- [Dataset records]

● ● ● ●

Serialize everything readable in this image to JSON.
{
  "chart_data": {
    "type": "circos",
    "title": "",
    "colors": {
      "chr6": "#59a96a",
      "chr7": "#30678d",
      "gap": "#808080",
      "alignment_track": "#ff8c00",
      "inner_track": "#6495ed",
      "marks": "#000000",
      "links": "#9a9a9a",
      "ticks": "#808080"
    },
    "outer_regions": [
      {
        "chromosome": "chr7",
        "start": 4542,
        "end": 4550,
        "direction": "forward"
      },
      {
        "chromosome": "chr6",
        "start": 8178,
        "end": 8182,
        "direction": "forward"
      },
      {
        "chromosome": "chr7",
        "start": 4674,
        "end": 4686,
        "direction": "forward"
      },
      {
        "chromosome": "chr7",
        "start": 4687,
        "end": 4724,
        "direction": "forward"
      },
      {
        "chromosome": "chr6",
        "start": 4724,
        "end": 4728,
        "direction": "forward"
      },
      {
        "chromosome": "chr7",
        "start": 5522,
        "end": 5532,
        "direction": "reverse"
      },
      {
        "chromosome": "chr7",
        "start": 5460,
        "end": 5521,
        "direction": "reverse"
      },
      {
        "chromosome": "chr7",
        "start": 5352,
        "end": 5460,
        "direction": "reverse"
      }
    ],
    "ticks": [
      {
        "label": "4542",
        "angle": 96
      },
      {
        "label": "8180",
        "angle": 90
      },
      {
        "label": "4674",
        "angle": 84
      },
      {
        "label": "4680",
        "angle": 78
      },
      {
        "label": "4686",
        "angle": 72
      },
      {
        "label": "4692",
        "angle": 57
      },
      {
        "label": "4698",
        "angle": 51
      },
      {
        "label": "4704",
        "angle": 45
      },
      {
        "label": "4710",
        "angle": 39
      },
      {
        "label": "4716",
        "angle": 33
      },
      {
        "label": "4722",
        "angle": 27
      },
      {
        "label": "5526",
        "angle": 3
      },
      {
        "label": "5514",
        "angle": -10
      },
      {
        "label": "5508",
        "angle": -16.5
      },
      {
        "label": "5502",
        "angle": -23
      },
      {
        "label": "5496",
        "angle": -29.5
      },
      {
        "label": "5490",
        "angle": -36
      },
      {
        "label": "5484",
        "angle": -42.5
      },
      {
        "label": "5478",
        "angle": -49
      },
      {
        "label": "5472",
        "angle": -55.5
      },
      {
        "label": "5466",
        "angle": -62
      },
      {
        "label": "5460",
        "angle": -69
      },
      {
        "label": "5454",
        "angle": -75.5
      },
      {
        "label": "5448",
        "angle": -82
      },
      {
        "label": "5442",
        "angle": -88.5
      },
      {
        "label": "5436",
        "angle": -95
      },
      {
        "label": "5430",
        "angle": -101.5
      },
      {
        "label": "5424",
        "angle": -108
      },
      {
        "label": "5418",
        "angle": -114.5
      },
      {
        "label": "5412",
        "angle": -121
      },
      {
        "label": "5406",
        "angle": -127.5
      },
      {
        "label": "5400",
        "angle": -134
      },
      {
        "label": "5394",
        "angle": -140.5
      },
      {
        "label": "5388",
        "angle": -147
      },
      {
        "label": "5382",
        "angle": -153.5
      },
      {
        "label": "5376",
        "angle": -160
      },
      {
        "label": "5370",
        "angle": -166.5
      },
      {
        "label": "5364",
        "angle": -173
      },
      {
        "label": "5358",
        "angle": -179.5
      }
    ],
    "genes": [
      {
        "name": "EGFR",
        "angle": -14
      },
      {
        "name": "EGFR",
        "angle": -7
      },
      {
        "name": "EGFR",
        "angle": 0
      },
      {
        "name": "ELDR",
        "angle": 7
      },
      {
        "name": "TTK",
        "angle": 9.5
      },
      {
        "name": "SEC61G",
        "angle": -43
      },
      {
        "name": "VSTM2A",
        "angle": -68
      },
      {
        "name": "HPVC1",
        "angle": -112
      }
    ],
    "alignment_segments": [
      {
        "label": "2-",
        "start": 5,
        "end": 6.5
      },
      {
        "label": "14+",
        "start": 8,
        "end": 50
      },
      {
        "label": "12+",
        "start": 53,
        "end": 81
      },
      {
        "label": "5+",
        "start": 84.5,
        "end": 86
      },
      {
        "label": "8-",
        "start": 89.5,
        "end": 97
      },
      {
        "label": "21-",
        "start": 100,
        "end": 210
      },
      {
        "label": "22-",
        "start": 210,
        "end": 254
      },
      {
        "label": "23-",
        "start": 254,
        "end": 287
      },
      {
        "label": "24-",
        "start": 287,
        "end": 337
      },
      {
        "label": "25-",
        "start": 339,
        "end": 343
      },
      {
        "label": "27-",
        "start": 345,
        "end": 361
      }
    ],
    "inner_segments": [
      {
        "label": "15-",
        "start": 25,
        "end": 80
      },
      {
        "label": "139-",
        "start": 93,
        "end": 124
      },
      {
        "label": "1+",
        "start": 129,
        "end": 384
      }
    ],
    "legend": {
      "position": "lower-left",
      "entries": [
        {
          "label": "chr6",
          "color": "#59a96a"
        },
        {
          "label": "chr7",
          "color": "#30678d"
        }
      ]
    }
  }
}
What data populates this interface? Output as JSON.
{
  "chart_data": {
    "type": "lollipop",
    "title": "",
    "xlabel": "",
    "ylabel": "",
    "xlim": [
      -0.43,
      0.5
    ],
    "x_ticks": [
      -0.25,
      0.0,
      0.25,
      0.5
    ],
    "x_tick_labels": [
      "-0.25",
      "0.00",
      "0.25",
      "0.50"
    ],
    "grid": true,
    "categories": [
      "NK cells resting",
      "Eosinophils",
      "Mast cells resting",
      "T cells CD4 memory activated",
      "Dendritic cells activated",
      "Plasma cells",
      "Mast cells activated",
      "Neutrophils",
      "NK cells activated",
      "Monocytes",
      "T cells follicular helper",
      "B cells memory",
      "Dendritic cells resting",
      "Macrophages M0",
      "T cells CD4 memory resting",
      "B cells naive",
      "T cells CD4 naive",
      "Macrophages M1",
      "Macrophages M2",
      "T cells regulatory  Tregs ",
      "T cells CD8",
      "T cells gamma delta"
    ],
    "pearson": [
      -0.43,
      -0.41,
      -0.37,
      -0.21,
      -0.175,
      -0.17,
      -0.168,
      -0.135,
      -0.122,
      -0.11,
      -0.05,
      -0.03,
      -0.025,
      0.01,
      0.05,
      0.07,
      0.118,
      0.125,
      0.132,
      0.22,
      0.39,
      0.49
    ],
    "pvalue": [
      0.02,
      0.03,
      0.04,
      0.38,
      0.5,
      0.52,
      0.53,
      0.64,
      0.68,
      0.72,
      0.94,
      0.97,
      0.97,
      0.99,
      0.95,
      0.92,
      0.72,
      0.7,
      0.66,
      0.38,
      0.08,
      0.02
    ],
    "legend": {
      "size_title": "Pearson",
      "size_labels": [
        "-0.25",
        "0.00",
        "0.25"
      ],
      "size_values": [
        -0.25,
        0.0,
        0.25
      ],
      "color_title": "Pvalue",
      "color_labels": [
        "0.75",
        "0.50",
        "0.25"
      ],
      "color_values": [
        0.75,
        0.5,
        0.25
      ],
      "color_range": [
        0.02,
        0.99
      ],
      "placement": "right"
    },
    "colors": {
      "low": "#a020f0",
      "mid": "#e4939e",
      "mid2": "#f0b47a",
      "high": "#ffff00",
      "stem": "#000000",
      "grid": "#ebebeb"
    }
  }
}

● ● ● ●

- [Exercise requirements]
Starting from the records above, copy each line where the string "Mast" is found.

- [Result for this task]
      "Mast cells resting",
      "Mast cells activated",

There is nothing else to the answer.